#### What the task requires
Go through the material below, tally each line containing "generation", and write the tally alone.

>>>>

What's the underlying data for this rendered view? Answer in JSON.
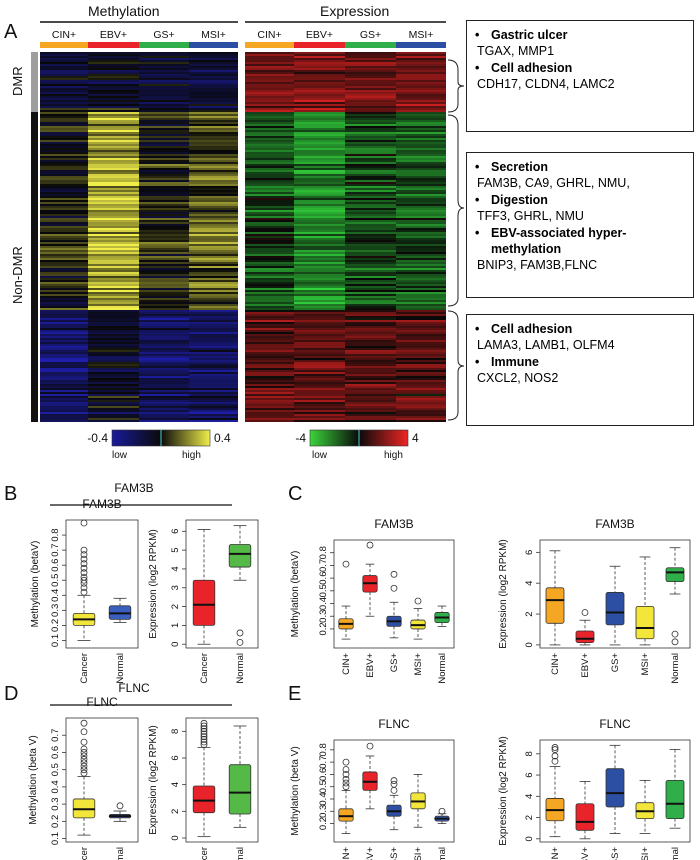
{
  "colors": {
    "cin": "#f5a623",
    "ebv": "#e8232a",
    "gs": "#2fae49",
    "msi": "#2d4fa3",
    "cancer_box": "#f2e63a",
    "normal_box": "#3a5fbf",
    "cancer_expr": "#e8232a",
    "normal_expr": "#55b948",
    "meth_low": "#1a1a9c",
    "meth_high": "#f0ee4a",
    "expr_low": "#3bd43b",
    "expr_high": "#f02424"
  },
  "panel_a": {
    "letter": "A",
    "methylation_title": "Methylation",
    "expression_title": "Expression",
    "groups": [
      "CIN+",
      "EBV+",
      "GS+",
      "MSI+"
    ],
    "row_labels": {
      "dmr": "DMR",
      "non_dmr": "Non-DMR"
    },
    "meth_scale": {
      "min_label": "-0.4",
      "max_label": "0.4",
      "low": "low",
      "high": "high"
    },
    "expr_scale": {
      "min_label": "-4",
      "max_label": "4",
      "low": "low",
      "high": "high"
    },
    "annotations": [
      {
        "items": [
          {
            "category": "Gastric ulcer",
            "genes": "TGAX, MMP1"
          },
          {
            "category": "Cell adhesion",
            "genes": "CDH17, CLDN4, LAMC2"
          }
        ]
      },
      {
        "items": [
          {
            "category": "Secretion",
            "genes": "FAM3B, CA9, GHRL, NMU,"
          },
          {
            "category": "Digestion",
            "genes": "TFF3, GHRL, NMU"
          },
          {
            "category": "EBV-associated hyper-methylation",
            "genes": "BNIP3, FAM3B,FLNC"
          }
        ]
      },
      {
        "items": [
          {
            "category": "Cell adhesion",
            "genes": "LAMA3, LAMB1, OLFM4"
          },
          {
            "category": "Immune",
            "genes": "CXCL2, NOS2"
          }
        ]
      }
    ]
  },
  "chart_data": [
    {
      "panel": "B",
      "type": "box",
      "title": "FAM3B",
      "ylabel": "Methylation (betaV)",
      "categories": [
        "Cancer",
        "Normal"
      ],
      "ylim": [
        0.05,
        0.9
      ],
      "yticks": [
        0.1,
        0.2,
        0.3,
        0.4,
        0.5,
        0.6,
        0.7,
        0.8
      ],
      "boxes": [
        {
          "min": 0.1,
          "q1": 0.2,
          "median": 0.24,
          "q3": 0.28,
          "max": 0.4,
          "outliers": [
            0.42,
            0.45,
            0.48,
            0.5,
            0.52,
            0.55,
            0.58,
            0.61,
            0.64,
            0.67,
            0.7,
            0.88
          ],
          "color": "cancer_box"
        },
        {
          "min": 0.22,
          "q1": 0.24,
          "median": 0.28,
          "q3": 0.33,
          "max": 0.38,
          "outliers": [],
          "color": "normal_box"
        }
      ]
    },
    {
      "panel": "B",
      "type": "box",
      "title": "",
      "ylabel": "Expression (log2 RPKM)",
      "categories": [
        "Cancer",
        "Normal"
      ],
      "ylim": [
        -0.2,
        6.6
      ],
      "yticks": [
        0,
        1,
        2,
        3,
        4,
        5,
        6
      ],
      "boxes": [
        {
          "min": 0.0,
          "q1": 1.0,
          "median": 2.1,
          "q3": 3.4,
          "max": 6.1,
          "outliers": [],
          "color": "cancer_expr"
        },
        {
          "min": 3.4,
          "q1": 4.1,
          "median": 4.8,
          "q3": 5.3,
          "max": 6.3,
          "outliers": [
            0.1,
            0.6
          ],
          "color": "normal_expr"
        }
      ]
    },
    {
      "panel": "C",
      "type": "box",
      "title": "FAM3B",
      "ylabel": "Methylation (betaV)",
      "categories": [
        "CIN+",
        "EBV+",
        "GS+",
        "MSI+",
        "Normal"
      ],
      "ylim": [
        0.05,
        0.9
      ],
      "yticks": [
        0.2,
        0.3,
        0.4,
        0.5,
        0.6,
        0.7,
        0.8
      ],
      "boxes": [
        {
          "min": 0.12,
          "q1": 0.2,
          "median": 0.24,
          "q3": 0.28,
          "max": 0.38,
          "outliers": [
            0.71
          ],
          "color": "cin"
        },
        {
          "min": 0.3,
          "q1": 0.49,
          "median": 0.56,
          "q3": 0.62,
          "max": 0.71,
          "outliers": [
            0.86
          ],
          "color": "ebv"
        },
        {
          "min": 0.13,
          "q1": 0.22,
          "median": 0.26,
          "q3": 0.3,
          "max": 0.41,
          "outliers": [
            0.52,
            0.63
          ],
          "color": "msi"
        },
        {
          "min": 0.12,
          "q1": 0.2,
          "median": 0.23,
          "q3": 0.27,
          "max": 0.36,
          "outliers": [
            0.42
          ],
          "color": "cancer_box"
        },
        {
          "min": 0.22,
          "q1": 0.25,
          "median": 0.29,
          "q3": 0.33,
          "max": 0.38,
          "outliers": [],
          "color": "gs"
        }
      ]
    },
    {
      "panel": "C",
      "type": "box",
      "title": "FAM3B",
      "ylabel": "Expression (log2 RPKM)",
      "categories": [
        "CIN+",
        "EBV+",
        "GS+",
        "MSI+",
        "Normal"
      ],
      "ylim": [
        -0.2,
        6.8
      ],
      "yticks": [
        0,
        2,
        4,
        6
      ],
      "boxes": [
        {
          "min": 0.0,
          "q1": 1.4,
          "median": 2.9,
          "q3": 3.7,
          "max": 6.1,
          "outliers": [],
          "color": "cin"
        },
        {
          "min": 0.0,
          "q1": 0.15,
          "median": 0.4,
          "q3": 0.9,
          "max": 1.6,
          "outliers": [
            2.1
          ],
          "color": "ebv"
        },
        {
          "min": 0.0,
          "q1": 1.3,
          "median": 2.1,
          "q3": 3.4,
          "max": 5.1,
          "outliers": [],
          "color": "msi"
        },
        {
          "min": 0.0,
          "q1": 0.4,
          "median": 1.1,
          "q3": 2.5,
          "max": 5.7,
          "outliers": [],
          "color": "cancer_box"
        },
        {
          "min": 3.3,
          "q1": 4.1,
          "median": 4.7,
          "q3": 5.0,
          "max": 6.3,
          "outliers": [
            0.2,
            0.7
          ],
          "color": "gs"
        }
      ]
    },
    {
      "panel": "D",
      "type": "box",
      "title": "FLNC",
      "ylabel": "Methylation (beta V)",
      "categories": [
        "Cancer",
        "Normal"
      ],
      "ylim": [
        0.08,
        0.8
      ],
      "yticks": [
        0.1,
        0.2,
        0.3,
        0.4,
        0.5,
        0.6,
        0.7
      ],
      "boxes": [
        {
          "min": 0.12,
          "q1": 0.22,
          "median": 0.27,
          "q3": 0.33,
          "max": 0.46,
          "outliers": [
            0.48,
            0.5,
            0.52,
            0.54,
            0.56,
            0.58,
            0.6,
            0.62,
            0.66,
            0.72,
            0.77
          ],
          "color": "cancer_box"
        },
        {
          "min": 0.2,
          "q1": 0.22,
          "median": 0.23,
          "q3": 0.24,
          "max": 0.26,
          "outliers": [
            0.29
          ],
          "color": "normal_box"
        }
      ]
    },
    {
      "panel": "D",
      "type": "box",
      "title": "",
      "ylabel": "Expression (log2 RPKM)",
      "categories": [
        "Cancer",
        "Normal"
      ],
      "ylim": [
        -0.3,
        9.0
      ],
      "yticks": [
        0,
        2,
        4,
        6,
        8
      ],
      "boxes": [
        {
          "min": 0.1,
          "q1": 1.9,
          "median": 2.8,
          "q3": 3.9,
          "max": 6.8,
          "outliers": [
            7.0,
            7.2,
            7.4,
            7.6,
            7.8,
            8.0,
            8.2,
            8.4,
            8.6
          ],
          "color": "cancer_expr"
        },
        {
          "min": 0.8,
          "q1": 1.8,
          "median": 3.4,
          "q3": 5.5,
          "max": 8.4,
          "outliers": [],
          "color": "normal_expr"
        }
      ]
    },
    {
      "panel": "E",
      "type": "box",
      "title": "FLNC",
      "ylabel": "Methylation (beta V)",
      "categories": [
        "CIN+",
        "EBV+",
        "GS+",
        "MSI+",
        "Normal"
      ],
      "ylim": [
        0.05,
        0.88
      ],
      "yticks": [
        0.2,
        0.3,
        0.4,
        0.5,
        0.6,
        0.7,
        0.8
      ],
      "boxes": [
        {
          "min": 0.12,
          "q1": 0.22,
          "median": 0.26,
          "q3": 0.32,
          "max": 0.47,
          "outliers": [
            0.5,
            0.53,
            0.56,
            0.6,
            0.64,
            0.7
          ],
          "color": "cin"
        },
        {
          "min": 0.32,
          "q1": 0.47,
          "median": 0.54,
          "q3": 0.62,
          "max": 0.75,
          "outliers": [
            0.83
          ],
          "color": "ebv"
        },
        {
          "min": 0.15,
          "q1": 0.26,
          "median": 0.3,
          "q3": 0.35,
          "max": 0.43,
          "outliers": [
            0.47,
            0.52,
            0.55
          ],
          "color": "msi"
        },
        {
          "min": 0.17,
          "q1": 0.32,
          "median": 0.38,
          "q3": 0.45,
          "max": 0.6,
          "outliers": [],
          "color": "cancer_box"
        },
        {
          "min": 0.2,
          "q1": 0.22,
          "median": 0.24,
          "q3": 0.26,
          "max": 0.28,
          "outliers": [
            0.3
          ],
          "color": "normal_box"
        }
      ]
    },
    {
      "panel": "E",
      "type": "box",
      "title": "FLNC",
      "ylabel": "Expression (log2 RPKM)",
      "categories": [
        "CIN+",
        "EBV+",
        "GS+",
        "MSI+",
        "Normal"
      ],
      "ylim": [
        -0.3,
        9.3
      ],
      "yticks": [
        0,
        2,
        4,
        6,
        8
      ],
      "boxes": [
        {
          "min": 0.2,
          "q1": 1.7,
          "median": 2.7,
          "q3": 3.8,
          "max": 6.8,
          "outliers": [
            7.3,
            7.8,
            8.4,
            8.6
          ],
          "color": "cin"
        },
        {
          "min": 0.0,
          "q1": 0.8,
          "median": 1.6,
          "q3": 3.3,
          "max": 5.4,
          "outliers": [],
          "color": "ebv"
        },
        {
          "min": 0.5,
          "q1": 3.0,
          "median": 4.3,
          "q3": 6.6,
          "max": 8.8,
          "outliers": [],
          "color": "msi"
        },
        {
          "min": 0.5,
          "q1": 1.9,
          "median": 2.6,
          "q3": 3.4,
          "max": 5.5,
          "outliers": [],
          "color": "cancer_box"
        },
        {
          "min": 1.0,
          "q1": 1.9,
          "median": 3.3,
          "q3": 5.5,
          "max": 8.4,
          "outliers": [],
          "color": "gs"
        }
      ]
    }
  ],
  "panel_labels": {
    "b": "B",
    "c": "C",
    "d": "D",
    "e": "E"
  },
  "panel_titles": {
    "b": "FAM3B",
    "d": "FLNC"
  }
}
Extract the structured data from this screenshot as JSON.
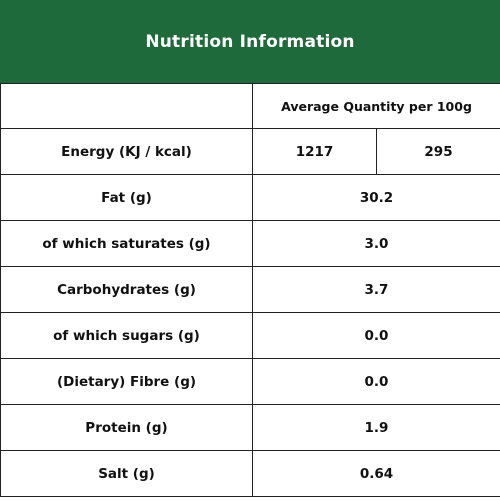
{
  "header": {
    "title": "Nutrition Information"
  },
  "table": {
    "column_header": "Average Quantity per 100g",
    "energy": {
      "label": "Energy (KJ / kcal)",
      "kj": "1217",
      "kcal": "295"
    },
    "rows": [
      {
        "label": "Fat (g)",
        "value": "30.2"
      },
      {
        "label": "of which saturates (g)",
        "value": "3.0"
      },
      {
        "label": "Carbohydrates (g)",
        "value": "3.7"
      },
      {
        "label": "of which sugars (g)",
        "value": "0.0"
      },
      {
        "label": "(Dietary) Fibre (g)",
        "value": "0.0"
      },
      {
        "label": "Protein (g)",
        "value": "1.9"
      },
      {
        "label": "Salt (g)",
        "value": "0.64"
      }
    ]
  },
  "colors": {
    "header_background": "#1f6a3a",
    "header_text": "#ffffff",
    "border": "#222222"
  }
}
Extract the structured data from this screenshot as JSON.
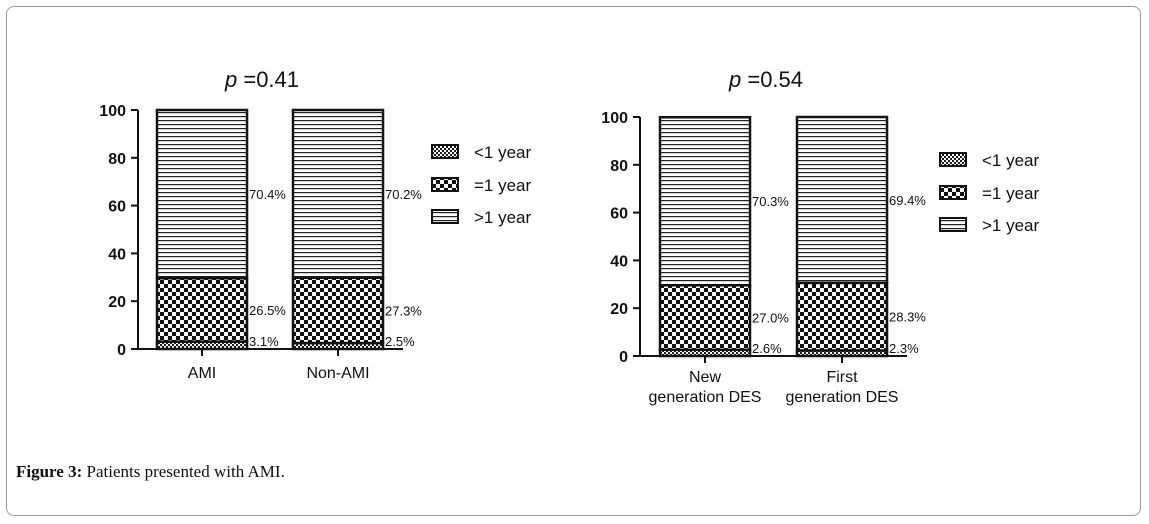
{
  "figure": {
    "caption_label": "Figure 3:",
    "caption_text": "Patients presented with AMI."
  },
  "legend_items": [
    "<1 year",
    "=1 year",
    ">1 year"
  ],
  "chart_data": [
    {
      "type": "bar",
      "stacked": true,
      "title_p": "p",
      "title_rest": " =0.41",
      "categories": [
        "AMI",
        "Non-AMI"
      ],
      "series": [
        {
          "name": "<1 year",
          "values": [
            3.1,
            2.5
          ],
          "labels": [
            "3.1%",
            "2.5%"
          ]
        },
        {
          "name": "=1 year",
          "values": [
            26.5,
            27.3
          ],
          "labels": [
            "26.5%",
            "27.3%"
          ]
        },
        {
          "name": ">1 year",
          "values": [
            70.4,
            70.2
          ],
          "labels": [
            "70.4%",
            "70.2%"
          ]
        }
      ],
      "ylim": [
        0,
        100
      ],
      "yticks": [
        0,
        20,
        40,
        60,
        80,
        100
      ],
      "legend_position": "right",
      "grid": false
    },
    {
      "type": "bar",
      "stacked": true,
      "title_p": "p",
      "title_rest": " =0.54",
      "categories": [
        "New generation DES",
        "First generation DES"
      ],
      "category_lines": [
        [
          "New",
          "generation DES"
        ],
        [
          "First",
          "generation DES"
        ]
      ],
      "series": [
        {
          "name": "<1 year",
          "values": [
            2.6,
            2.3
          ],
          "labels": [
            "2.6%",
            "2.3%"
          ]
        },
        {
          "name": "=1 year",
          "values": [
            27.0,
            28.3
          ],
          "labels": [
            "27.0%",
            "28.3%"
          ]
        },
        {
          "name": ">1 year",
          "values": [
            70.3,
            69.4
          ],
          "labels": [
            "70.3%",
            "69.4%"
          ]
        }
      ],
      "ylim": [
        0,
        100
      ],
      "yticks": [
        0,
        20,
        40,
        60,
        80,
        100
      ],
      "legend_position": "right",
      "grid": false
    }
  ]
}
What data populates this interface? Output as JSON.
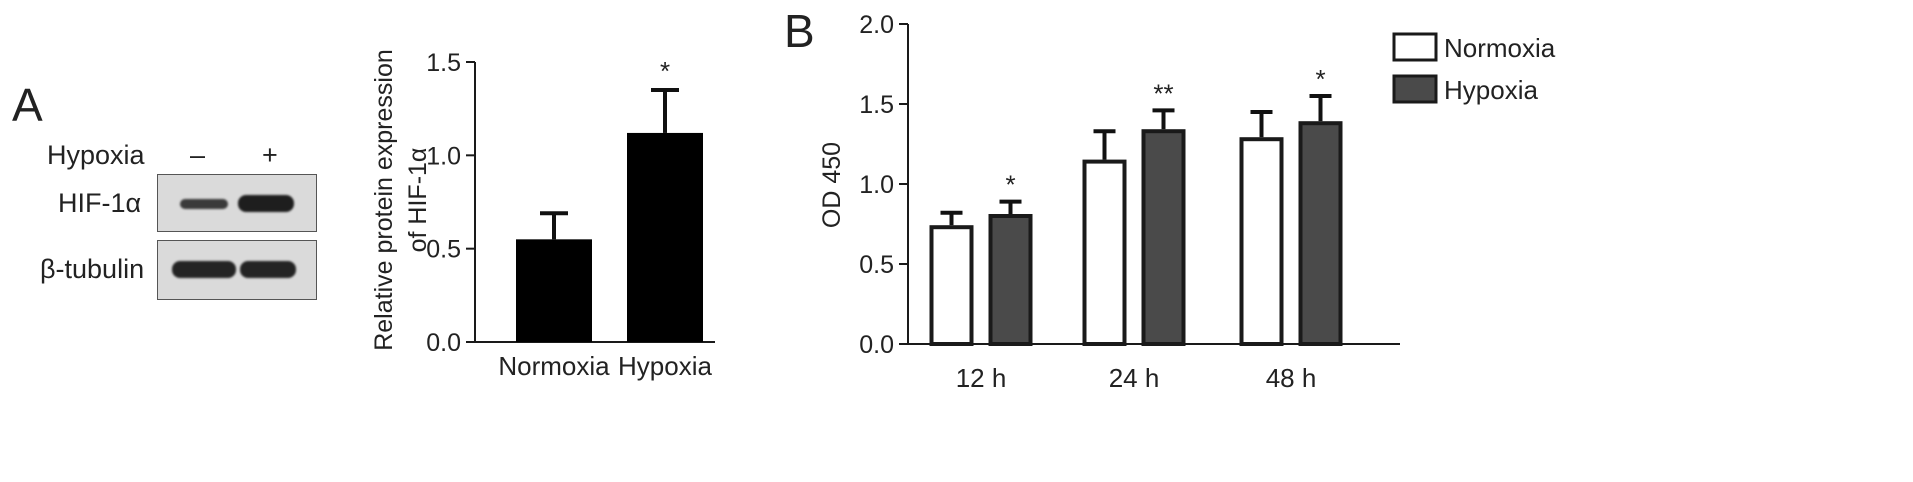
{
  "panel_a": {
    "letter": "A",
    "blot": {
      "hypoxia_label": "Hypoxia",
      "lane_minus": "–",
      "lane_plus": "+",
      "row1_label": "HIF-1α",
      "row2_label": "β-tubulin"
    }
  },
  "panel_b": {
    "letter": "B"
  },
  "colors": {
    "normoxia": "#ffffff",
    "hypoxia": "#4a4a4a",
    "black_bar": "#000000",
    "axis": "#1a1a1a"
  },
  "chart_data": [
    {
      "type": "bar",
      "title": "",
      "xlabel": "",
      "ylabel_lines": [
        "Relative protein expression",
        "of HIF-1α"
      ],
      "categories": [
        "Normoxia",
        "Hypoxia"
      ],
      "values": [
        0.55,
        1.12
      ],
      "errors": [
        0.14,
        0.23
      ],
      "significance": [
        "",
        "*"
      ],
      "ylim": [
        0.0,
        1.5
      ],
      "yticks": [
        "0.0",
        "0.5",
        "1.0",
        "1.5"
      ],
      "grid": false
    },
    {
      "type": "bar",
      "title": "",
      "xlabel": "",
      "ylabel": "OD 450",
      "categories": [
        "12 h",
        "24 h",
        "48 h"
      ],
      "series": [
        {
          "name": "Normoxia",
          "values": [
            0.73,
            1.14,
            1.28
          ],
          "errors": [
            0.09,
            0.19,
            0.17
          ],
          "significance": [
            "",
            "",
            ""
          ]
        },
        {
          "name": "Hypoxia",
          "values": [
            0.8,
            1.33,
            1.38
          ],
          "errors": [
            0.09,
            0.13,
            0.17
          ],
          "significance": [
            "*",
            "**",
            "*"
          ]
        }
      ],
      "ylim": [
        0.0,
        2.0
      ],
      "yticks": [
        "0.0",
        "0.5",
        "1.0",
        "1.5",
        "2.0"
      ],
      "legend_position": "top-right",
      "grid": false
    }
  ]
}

<<<<

#### Response area
4